■ **Job**: Exactly reproduce each line of the listing that follows.

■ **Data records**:
▼
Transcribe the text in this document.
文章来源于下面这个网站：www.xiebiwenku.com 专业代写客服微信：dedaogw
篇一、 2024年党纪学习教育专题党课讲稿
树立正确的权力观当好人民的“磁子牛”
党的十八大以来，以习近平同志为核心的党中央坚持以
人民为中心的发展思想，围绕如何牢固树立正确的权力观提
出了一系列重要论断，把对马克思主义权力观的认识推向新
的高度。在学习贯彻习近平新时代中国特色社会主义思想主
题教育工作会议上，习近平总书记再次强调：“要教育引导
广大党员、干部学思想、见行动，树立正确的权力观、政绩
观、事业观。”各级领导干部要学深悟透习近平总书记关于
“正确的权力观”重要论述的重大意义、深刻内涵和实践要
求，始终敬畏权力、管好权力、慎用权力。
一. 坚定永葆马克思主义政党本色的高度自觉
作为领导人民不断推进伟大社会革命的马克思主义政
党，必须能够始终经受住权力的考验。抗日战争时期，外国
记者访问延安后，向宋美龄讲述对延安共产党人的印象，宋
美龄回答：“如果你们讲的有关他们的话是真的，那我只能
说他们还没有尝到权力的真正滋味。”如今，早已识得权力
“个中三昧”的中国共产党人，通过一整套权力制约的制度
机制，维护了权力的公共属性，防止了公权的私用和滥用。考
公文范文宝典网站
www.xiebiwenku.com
▲
■ **Result of this task**:
Transcribe the text in this document.
文章来源于下面这个网站：www.xiebiwenku.com 专业代写客服微信：dedaogw
篇一、 2024年党纪学习教育专题党课讲稿
树立正确的权力观当好人民的“磁子牛”
党的十八大以来，以习近平同志为核心的党中央坚持以
人民为中心的发展思想，围绕如何牢固树立正确的权力观提
出了一系列重要论断，把对马克思主义权力观的认识推向新
的高度。在学习贯彻习近平新时代中国特色社会主义思想主
题教育工作会议上，习近平总书记再次强调：“要教育引导
广大党员、干部学思想、见行动，树立正确的权力观、政绩
观、事业观。”各级领导干部要学深悟透习近平总书记关于
“正确的权力观”重要论述的重大意义、深刻内涵和实践要
求，始终敬畏权力、管好权力、慎用权力。
一. 坚定永葆马克思主义政党本色的高度自觉
作为领导人民不断推进伟大社会革命的马克思主义政
党，必须能够始终经受住权力的考验。抗日战争时期，外国
记者访问延安后，向宋美龄讲述对延安共产党人的印象，宋
美龄回答：“如果你们讲的有关他们的话是真的，那我只能
说他们还没有尝到权力的真正滋味。”如今，早已识得权力
“个中三昧”的中国共产党人，通过一整套权力制约的制度
机制，维护了权力的公共属性，防止了公权的私用和滥用。考
公文范文宝典网站
www.xiebiwenku.com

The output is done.